#### GIVEN DATA:
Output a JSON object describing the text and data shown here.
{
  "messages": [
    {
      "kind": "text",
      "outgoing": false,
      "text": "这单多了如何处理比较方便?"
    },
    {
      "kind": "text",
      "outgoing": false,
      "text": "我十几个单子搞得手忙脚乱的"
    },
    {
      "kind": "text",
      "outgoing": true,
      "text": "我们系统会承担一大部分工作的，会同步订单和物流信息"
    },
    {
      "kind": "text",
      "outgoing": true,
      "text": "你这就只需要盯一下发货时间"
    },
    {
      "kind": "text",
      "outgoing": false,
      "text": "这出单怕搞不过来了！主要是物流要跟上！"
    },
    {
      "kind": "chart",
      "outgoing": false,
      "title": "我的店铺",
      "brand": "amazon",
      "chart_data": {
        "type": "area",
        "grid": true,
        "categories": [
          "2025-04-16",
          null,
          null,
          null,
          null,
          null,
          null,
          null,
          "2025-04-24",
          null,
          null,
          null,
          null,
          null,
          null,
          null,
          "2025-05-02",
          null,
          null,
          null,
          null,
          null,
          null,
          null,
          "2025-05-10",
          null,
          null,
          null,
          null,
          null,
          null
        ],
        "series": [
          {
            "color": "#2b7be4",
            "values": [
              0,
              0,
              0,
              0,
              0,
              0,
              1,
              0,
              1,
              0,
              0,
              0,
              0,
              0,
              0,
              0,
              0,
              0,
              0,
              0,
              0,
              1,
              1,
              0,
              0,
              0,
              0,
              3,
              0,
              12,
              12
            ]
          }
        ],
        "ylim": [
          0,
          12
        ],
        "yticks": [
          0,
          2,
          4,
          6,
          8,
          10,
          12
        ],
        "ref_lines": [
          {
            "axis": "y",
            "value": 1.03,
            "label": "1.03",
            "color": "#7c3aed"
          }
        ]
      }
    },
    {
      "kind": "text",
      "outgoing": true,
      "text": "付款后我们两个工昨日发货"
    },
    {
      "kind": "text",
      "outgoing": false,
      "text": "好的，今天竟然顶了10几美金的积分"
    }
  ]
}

==

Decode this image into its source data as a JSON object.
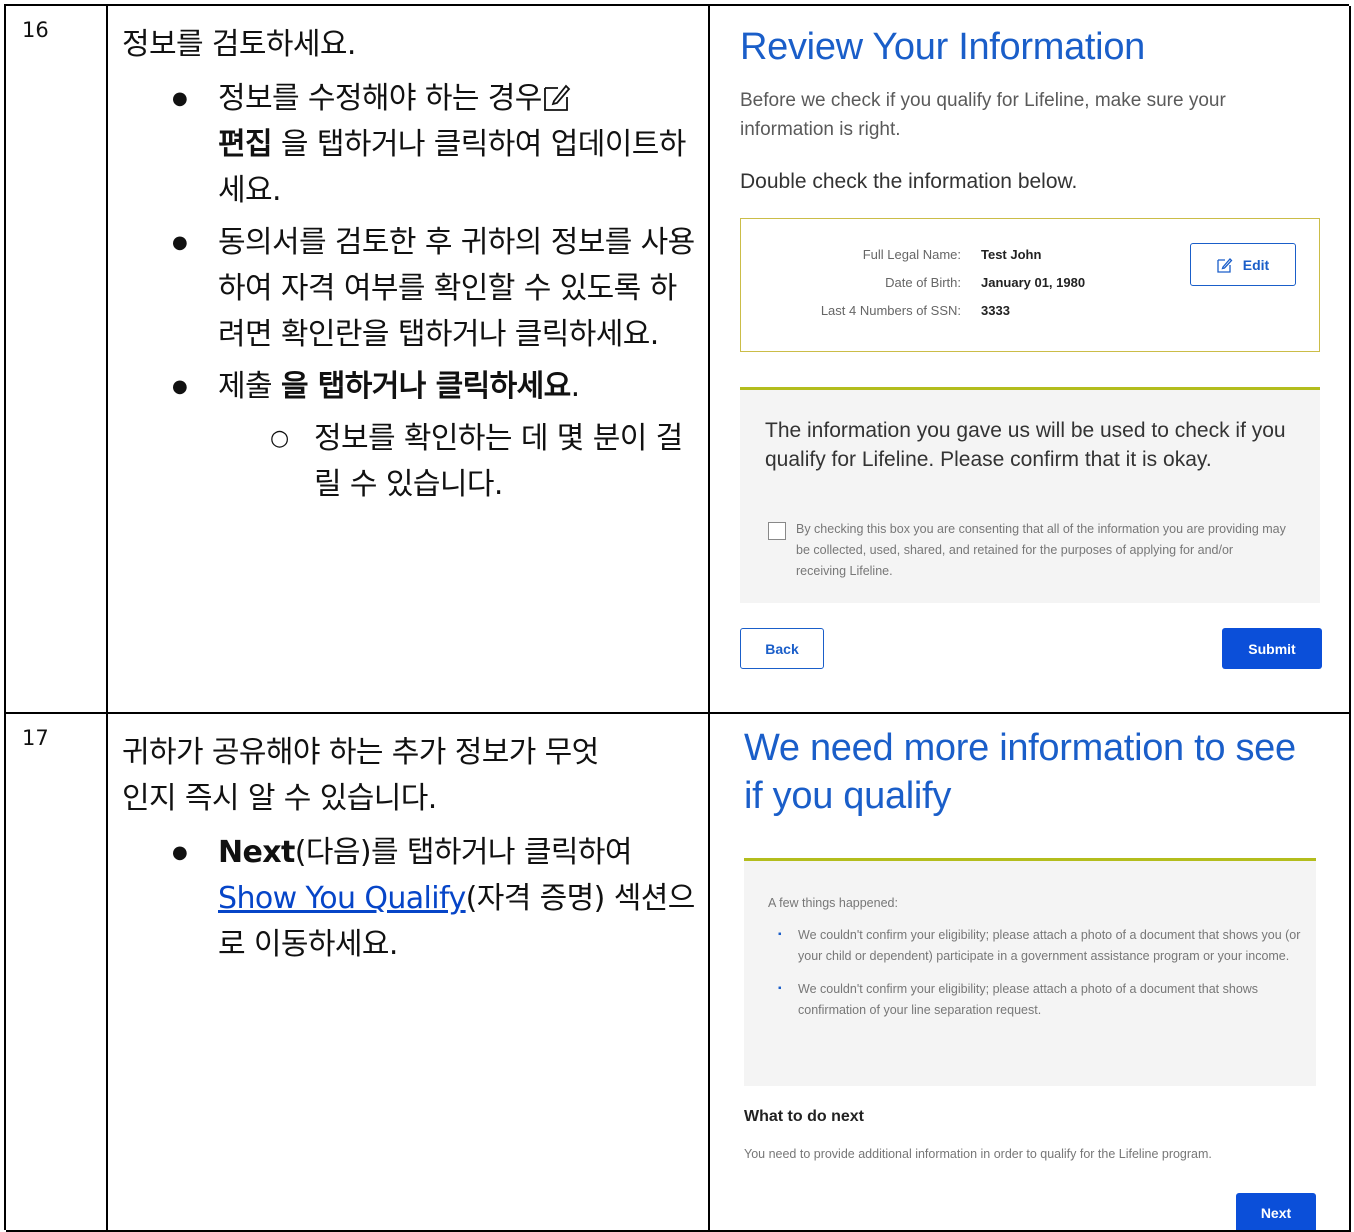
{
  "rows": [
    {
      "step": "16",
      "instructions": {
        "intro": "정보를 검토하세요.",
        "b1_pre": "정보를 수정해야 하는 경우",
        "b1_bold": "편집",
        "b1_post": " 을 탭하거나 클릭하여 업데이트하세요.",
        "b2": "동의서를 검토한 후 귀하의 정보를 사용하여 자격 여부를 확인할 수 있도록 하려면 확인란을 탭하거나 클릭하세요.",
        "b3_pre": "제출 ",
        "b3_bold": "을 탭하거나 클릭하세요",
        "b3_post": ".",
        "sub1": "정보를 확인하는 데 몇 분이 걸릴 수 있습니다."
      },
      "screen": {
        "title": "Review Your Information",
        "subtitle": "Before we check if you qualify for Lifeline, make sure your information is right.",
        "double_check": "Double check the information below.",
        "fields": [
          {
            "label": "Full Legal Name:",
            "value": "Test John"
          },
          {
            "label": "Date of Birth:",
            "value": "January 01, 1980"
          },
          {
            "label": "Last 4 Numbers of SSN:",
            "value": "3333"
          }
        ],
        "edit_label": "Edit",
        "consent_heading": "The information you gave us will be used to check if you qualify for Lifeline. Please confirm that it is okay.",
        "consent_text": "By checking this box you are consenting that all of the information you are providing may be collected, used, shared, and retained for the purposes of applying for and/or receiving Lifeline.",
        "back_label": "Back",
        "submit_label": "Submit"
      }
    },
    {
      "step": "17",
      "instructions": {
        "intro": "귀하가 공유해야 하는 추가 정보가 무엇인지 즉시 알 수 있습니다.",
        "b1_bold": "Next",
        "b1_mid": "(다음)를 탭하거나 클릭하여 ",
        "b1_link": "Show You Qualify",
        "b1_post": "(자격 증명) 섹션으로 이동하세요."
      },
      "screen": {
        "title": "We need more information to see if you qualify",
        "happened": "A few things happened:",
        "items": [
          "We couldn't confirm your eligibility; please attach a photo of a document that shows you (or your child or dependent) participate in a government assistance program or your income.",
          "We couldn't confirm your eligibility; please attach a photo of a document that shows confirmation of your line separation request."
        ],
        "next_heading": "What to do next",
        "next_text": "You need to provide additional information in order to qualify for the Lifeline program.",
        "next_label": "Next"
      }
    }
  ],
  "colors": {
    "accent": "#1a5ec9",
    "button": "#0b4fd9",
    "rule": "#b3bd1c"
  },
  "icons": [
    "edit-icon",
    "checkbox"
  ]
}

#### WHAT TO DO:
Where a line holds "this", copy that line.

#### IN RESPONSE:
Decode this image into its source data as a JSON object.
        "consent_text": "By checking this box you are consenting that all of the information you are providing may be collected, used, shared, and retained for the purposes of applying for and/or receiving Lifeline.",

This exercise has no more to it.